* _What the exercise asks_
How many of these lines hold the string "this"? Answer with the number only.

* _Saved data entries_
::::::
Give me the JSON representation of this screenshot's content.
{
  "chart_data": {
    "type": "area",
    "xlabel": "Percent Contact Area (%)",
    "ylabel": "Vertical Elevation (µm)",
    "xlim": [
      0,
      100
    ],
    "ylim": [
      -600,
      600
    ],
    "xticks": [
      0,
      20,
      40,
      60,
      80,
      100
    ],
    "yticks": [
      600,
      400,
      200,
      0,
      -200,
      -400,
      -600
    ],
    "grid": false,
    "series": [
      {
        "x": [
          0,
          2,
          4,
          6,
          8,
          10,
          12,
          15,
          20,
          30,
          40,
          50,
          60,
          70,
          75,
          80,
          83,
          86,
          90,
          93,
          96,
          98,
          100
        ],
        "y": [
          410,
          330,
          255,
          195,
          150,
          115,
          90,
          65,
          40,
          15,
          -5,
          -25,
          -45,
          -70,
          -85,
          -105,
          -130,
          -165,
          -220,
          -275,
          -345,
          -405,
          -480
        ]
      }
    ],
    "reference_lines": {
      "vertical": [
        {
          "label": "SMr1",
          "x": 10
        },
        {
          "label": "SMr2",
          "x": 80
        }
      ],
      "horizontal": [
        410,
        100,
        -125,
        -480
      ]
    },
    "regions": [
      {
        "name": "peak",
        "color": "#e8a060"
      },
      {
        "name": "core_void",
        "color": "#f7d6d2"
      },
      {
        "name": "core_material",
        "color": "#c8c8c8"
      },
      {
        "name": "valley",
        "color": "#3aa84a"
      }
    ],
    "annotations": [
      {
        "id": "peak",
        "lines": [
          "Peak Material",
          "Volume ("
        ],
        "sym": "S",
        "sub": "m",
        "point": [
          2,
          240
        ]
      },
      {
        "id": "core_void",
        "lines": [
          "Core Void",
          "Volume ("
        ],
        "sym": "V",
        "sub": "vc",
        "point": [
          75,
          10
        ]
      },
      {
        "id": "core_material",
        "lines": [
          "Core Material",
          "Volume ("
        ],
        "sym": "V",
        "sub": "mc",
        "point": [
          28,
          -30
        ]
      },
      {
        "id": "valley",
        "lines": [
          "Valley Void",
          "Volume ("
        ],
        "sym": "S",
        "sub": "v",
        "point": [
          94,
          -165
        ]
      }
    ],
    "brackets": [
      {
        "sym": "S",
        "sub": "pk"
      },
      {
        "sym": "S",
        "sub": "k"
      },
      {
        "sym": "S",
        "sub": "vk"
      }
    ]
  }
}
::::::
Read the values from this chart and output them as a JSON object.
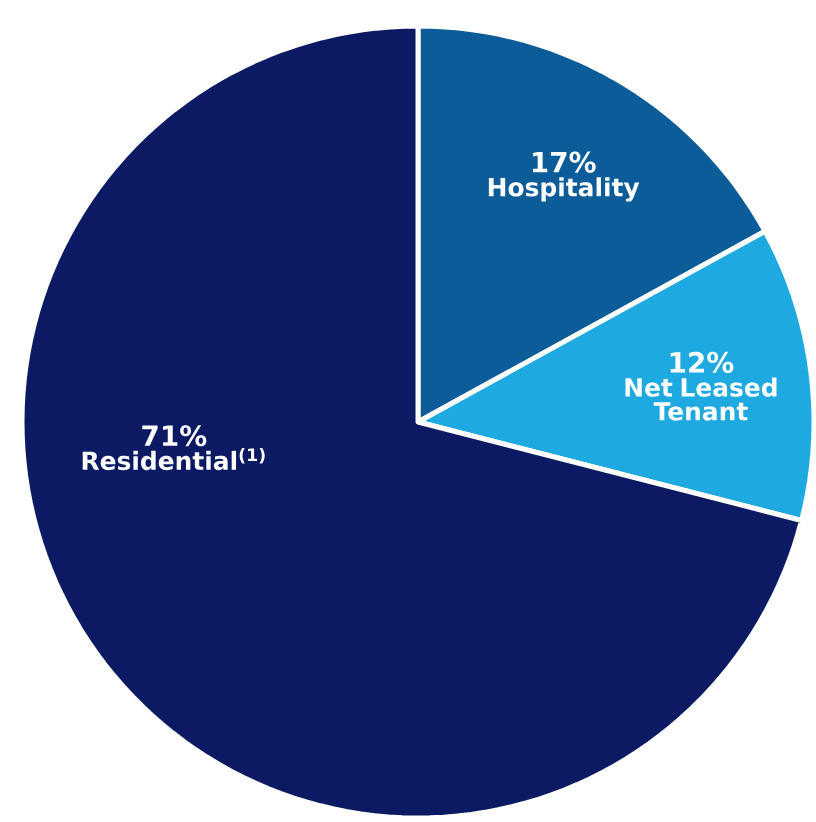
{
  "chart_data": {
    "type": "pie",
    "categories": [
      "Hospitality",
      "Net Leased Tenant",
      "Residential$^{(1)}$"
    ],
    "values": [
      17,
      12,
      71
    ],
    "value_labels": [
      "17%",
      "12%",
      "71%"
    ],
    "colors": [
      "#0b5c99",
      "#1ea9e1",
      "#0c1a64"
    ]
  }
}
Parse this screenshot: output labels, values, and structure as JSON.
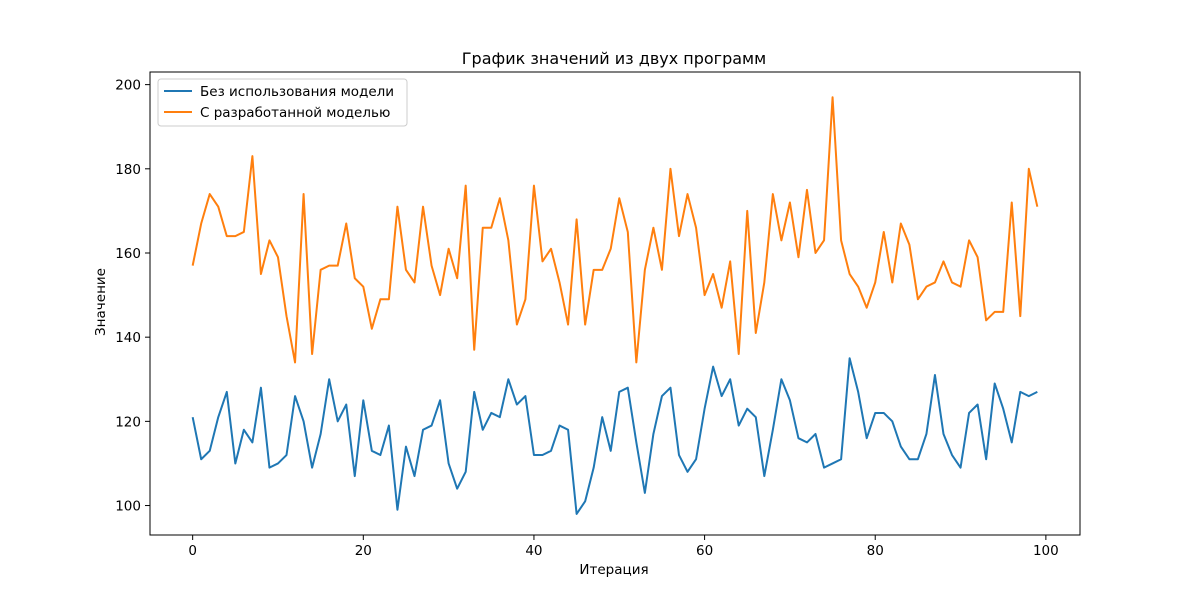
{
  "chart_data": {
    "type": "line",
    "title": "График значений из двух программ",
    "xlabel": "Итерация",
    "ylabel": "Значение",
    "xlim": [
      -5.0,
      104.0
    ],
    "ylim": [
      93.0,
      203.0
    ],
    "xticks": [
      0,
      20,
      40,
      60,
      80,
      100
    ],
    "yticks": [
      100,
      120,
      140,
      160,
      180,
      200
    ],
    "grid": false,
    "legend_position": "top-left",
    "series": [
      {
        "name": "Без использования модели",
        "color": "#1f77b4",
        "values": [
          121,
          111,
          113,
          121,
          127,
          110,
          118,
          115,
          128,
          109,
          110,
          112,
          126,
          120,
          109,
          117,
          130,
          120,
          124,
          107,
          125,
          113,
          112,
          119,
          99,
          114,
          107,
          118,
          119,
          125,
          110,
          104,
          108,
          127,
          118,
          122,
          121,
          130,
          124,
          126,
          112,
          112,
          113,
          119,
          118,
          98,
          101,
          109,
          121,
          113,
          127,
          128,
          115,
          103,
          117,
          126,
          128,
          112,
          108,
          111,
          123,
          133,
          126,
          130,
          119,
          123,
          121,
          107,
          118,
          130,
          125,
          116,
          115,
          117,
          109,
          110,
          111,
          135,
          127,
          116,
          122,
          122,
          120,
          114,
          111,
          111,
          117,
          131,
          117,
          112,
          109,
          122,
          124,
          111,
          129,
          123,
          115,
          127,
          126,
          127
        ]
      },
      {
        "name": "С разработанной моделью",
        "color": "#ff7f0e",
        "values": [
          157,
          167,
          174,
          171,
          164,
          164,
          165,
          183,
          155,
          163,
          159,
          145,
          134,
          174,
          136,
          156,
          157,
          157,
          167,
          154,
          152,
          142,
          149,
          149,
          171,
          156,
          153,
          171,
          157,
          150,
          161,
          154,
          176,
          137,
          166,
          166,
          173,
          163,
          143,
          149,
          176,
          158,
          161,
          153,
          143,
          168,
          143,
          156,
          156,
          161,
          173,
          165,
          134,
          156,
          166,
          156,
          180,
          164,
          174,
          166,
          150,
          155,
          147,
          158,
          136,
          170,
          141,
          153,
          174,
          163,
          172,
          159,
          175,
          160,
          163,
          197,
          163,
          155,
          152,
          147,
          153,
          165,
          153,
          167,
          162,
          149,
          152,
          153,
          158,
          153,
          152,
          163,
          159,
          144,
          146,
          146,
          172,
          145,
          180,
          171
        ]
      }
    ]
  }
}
::::::
* _Task answer_
3